PROBLEM REQUIREMENTS
Rewrite every one of the entries below, changing "Patent image size" to "Drawing dimensions" and keeping everything else as it is. Omit the pictures from your answer.

[Data entries]
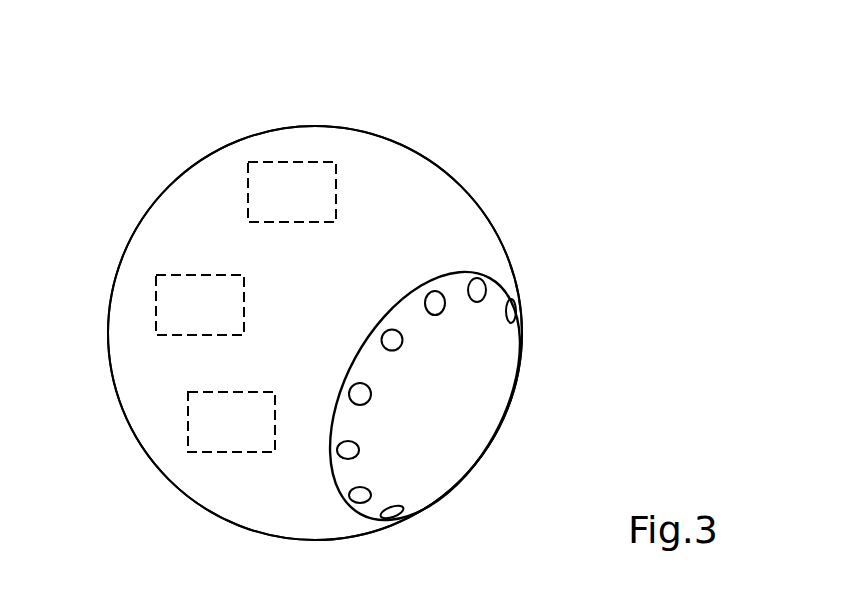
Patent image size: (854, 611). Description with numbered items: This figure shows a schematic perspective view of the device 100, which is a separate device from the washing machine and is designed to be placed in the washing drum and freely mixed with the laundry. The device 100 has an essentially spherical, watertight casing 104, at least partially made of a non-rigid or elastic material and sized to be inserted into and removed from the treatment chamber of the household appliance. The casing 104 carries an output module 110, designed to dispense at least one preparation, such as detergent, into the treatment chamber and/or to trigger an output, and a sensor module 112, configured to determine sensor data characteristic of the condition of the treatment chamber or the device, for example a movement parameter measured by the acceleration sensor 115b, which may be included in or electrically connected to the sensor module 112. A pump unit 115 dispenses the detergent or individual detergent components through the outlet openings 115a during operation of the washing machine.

The device 100 is at (430, 116).
The casing 104 is at (143, 222).
The sensor module 112 is at (273, 205).
The acceleration sensor 115b is at (226, 318).
The output module 110 is at (214, 433).
The pump unit 115 is at (486, 258).
The outlet openings 115a is at (414, 296).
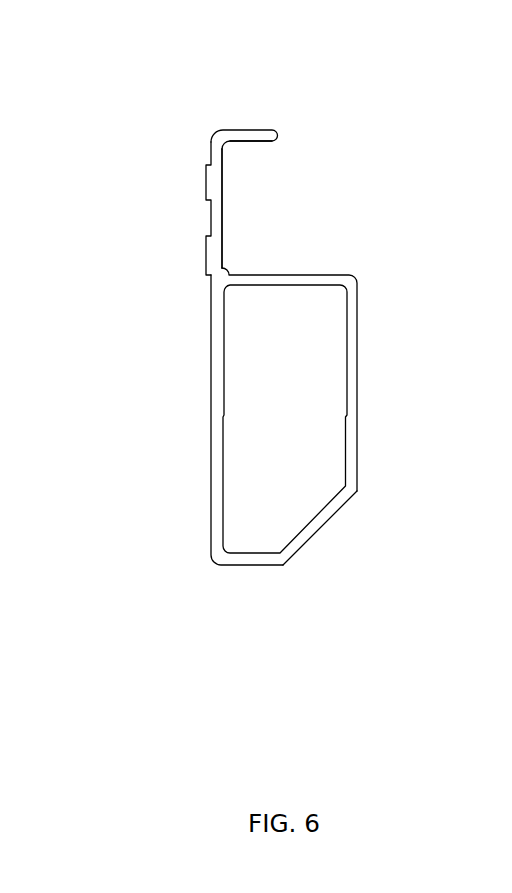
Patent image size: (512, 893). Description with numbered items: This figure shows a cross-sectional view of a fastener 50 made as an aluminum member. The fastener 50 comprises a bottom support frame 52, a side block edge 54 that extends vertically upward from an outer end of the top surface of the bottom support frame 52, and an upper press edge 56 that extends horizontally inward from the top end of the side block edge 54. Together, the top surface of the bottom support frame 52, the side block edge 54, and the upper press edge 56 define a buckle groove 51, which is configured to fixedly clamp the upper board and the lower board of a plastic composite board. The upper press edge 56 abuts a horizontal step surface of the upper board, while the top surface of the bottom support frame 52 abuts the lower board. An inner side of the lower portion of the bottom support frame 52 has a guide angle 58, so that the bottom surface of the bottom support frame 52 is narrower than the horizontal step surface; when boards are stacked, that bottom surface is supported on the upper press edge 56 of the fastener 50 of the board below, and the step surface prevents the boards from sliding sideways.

The fastener 50 is at (263, 324).
The buckle groove 51 is at (265, 203).
The bottom support frame 52 is at (327, 392).
The side block edge 54 is at (213, 218).
The upper press edge 56 is at (255, 133).
The guide angle 58 is at (323, 513).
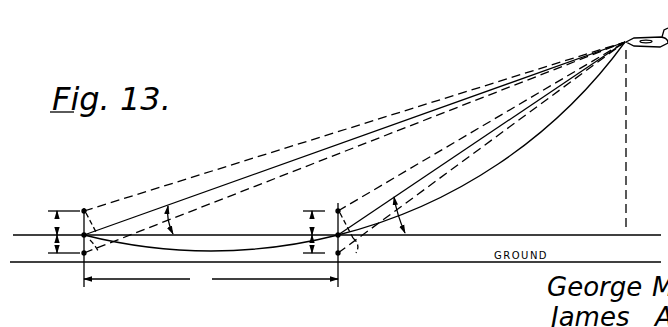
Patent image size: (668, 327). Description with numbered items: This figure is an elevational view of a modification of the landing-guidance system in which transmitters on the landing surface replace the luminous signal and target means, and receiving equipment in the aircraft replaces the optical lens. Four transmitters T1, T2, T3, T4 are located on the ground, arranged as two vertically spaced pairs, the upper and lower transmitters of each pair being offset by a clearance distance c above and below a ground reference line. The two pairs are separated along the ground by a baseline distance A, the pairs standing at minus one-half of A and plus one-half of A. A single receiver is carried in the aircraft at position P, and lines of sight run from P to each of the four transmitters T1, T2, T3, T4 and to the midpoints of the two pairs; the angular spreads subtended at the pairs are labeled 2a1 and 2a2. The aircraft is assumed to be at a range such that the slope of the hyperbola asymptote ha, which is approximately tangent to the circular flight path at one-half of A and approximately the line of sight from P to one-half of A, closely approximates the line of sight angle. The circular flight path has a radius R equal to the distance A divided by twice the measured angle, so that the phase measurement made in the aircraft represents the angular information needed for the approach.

The aircraft position P is at (652, 38).
The first transmitter T1 is at (321, 204).
The second transmitter T2 is at (321, 248).
The third transmitter T3 is at (67, 204).
The fourth transmitter T4 is at (67, 248).
The clearance distance c is at (183, 232).
The transmitter spacing distance A is at (346, 303).
The angular width 2a1 is at (358, 255).
The angular width 2a2 is at (98, 255).
The hyperbola asymptote ha is at (482, 141).
The radius R = A/2θ R is at (543, 128).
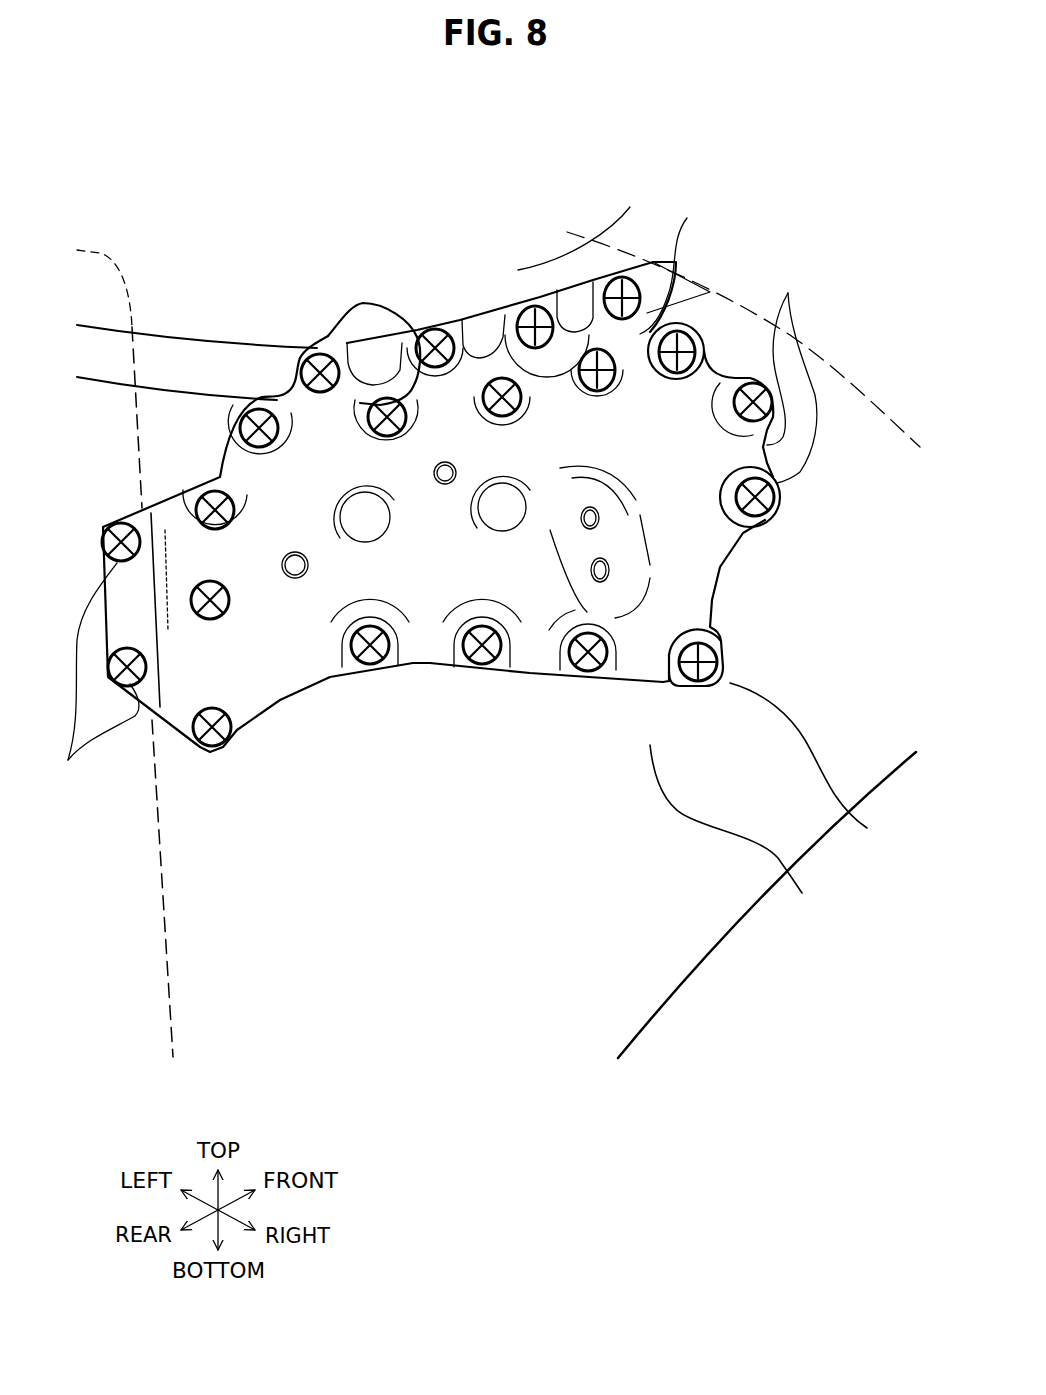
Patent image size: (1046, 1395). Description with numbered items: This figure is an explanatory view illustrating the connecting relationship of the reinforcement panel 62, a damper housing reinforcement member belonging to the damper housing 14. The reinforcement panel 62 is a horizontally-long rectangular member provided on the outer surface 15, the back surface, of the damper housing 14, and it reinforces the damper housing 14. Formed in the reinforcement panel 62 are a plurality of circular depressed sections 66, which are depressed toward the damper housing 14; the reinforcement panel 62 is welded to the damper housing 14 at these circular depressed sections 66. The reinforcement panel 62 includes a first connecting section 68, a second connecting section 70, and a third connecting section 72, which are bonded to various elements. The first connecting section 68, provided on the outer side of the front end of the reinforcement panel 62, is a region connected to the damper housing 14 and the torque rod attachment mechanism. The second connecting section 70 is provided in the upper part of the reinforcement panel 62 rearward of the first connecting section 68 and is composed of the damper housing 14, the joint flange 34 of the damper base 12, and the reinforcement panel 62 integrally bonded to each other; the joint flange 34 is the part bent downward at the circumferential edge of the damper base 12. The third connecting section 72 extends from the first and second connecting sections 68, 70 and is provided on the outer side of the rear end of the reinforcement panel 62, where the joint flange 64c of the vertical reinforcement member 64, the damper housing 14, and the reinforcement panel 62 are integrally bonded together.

The damper base 12 is at (584, 224).
The damper housing 14 is at (729, 951).
The outer surface 15 is at (740, 832).
The joint flange 34 is at (697, 300).
The reinforcement panel 62 is at (412, 305).
The vertical reinforcement member 64 is at (143, 300).
The joint flange 64c is at (160, 878).
The circular depressed section 66 is at (814, 767).
The first connecting section 68 is at (863, 374).
The second connecting section 70 is at (362, 304).
The third connecting section 72 is at (98, 722).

ANSWER BELOW
Drawing dimensions: (854, 611). Description with numbered items: This figure shows a schematic perspective view of the device 100, which is a separate device from the washing machine and is designed to be placed in the washing drum and freely mixed with the laundry. The device 100 has an essentially spherical, watertight casing 104, at least partially made of a non-rigid or elastic material and sized to be inserted into and removed from the treatment chamber of the household appliance. The casing 104 carries an output module 110, designed to dispense at least one preparation, such as detergent, into the treatment chamber and/or to trigger an output, and a sensor module 112, configured to determine sensor data characteristic of the condition of the treatment chamber or the device, for example a movement parameter measured by the acceleration sensor 115b, which may be included in or electrically connected to the sensor module 112. A pump unit 115 dispenses the detergent or individual detergent components through the outlet openings 115a during operation of the washing machine.

The device 100 is at (430, 116).
The casing 104 is at (143, 222).
The sensor module 112 is at (273, 205).
The acceleration sensor 115b is at (226, 318).
The output module 110 is at (214, 433).
The pump unit 115 is at (486, 258).
The outlet openings 115a is at (414, 296).
Drawing dimensions: (512, 893). Description with numbered items: This figure shows a cross-sectional view of a fastener 50 made as an aluminum member. The fastener 50 comprises a bottom support frame 52, a side block edge 54 that extends vertically upward from an outer end of the top surface of the bottom support frame 52, and an upper press edge 56 that extends horizontally inward from the top end of the side block edge 54. Together, the top surface of the bottom support frame 52, the side block edge 54, and the upper press edge 56 define a buckle groove 51, which is configured to fixedly clamp the upper board and the lower board of a plastic composite board. The upper press edge 56 abuts a horizontal step surface of the upper board, while the top surface of the bottom support frame 52 abuts the lower board. An inner side of the lower portion of the bottom support frame 52 has a guide angle 58, so that the bottom surface of the bottom support frame 52 is narrower than the horizontal step surface; when boards are stacked, that bottom surface is supported on the upper press edge 56 of the fastener 50 of the board below, and the step surface prevents the boards from sliding sideways.

The fastener 50 is at (263, 324).
The buckle groove 51 is at (265, 203).
The bottom support frame 52 is at (327, 392).
The side block edge 54 is at (213, 218).
The upper press edge 56 is at (255, 133).
The guide angle 58 is at (323, 513).
Drawing dimensions: (668, 327). Description with numbered items: This figure is an elevational view of a modification of the landing-guidance system in which transmitters on the landing surface replace the luminous signal and target means, and receiving equipment in the aircraft replaces the optical lens. Four transmitters T1, T2, T3, T4 are located on the ground, arranged as two vertically spaced pairs, the upper and lower transmitters of each pair being offset by a clearance distance c above and below a ground reference line. The two pairs are separated along the ground by a baseline distance A, the pairs standing at minus one-half of A and plus one-half of A. A single receiver is carried in the aircraft at position P, and lines of sight run from P to each of the four transmitters T1, T2, T3, T4 and to the midpoints of the two pairs; the angular spreads subtended at the pairs are labeled 2a1 and 2a2. The aircraft is assumed to be at a range such that the slope of the hyperbola asymptote ha, which is approximately tangent to the circular flight path at one-half of A and approximately the line of sight from P to one-half of A, closely approximates the line of sight angle. The circular flight path has a radius R equal to the distance A divided by twice the measured angle, so that the phase measurement made in the aircraft represents the angular information needed for the approach.

The aircraft position P is at (652, 38).
The first transmitter T1 is at (321, 204).
The second transmitter T2 is at (321, 248).
The third transmitter T3 is at (67, 204).
The fourth transmitter T4 is at (67, 248).
The clearance distance c is at (183, 232).
The transmitter spacing distance A is at (346, 303).
The angular width 2a1 is at (358, 255).
The angular width 2a2 is at (98, 255).
The hyperbola asymptote ha is at (482, 141).
The radius R = A/2θ R is at (543, 128).
Drawing dimensions: (1046, 1395). Description with numbered items: This figure is an explanatory view illustrating the connecting relationship of the reinforcement panel 62, a damper housing reinforcement member belonging to the damper housing 14. The reinforcement panel 62 is a horizontally-long rectangular member provided on the outer surface 15, the back surface, of the damper housing 14, and it reinforces the damper housing 14. Formed in the reinforcement panel 62 are a plurality of circular depressed sections 66, which are depressed toward the damper housing 14; the reinforcement panel 62 is welded to the damper housing 14 at these circular depressed sections 66. The reinforcement panel 62 includes a first connecting section 68, a second connecting section 70, and a third connecting section 72, which are bonded to various elements. The first connecting section 68, provided on the outer side of the front end of the reinforcement panel 62, is a region connected to the damper housing 14 and the torque rod attachment mechanism. The second connecting section 70 is provided in the upper part of the reinforcement panel 62 rearward of the first connecting section 68 and is composed of the damper housing 14, the joint flange 34 of the damper base 12, and the reinforcement panel 62 integrally bonded to each other; the joint flange 34 is the part bent downward at the circumferential edge of the damper base 12. The third connecting section 72 extends from the first and second connecting sections 68, 70 and is provided on the outer side of the rear end of the reinforcement panel 62, where the joint flange 64c of the vertical reinforcement member 64, the damper housing 14, and the reinforcement panel 62 are integrally bonded together.

The damper base 12 is at (584, 224).
The damper housing 14 is at (729, 951).
The outer surface 15 is at (740, 832).
The joint flange 34 is at (697, 300).
The reinforcement panel 62 is at (412, 305).
The vertical reinforcement member 64 is at (143, 300).
The joint flange 64c is at (160, 878).
The circular depressed section 66 is at (814, 767).
The first connecting section 68 is at (863, 374).
The second connecting section 70 is at (362, 304).
The third connecting section 72 is at (98, 722).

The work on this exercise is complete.